# Brief
In your copy, repeat the records exactly and leave out the pictures.

-- Start of Material for this exercise --

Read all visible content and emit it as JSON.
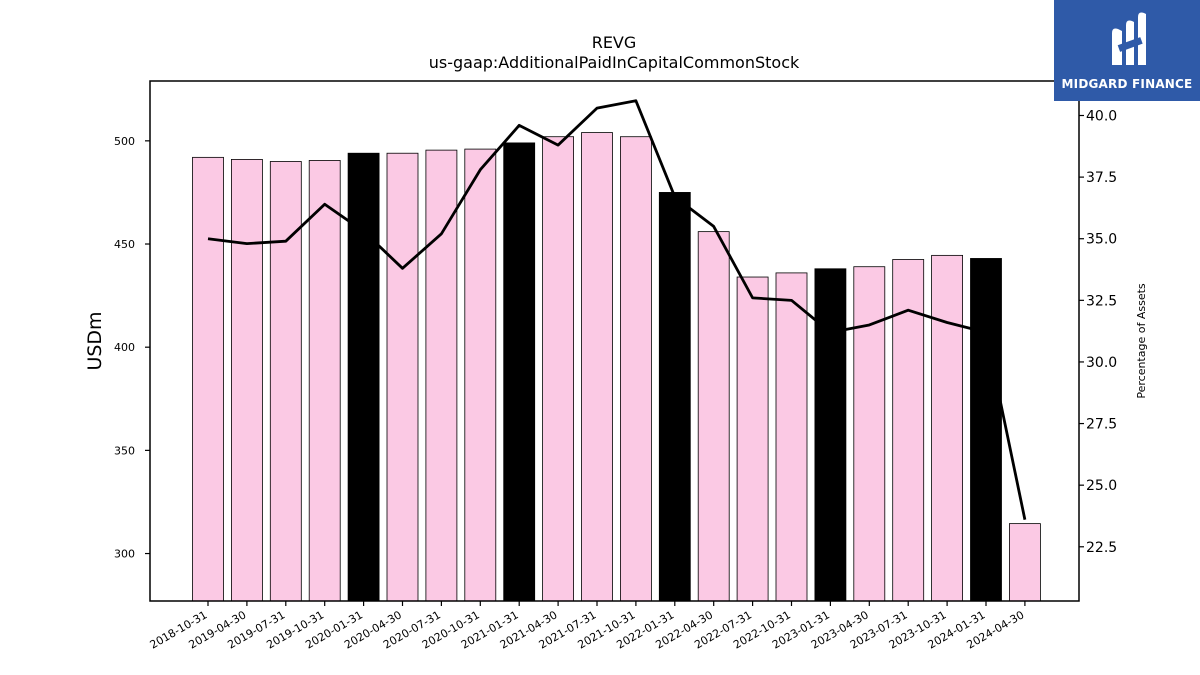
{
  "logo": {
    "text": "MIDGARD FINANCE",
    "background": "#2f5aa8"
  },
  "chart_data": {
    "type": "bar",
    "title": "REVG",
    "subtitle": "us-gaap:AdditionalPaidInCapitalCommonStock",
    "ylabel": "USDm",
    "y2label": "Percentage of Assets",
    "ylim": [
      277,
      529
    ],
    "y2lim": [
      20.3,
      41.4
    ],
    "yticks": [
      300,
      350,
      400,
      450,
      500
    ],
    "y2ticks": [
      22.5,
      25.0,
      27.5,
      30.0,
      32.5,
      35.0,
      37.5,
      40.0
    ],
    "categories": [
      "2018-10-31",
      "2019-04-30",
      "2019-07-31",
      "2019-10-31",
      "2020-01-31",
      "2020-04-30",
      "2020-07-31",
      "2020-10-31",
      "2021-01-31",
      "2021-04-30",
      "2021-07-31",
      "2021-10-31",
      "2022-01-31",
      "2022-04-30",
      "2022-07-31",
      "2022-10-31",
      "2023-01-31",
      "2023-04-30",
      "2023-07-31",
      "2023-10-31",
      "2024-01-31",
      "2024-04-30"
    ],
    "series": [
      {
        "values": [
          492,
          491,
          490,
          490.5,
          494,
          494,
          495.5,
          496,
          499,
          502,
          504,
          502,
          475,
          456,
          434,
          436,
          438,
          439,
          442.5,
          444.5,
          443,
          314.5
        ]
      },
      {
        "values": [
          35.0,
          34.8,
          34.9,
          36.4,
          35.3,
          33.8,
          35.2,
          37.8,
          39.6,
          38.8,
          40.3,
          40.6,
          36.7,
          35.5,
          32.6,
          32.5,
          31.2,
          31.5,
          32.1,
          31.6,
          31.2,
          23.6
        ]
      }
    ],
    "bar_colors": {
      "default": "#fbc9e4",
      "highlight": "#000000"
    },
    "highlight_categories": [
      "2020-01-31",
      "2021-01-31",
      "2022-01-31",
      "2023-01-31",
      "2024-01-31"
    ],
    "line_color": "#000000",
    "grid": false
  }
}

-- End of Material for this exercise --

# Exercise solution
Read all visible content and emit it as JSON.
{
  "logo": {
    "text": "MIDGARD FINANCE",
    "background": "#2f5aa8"
  },
  "chart_data": {
    "type": "bar",
    "title": "REVG",
    "subtitle": "us-gaap:AdditionalPaidInCapitalCommonStock",
    "ylabel": "USDm",
    "y2label": "Percentage of Assets",
    "ylim": [
      277,
      529
    ],
    "y2lim": [
      20.3,
      41.4
    ],
    "yticks": [
      300,
      350,
      400,
      450,
      500
    ],
    "y2ticks": [
      22.5,
      25.0,
      27.5,
      30.0,
      32.5,
      35.0,
      37.5,
      40.0
    ],
    "categories": [
      "2018-10-31",
      "2019-04-30",
      "2019-07-31",
      "2019-10-31",
      "2020-01-31",
      "2020-04-30",
      "2020-07-31",
      "2020-10-31",
      "2021-01-31",
      "2021-04-30",
      "2021-07-31",
      "2021-10-31",
      "2022-01-31",
      "2022-04-30",
      "2022-07-31",
      "2022-10-31",
      "2023-01-31",
      "2023-04-30",
      "2023-07-31",
      "2023-10-31",
      "2024-01-31",
      "2024-04-30"
    ],
    "series": [
      {
        "values": [
          492,
          491,
          490,
          490.5,
          494,
          494,
          495.5,
          496,
          499,
          502,
          504,
          502,
          475,
          456,
          434,
          436,
          438,
          439,
          442.5,
          444.5,
          443,
          314.5
        ]
      },
      {
        "values": [
          35.0,
          34.8,
          34.9,
          36.4,
          35.3,
          33.8,
          35.2,
          37.8,
          39.6,
          38.8,
          40.3,
          40.6,
          36.7,
          35.5,
          32.6,
          32.5,
          31.2,
          31.5,
          32.1,
          31.6,
          31.2,
          23.6
        ]
      }
    ],
    "bar_colors": {
      "default": "#fbc9e4",
      "highlight": "#000000"
    },
    "highlight_categories": [
      "2020-01-31",
      "2021-01-31",
      "2022-01-31",
      "2023-01-31",
      "2024-01-31"
    ],
    "line_color": "#000000",
    "grid": false
  }
}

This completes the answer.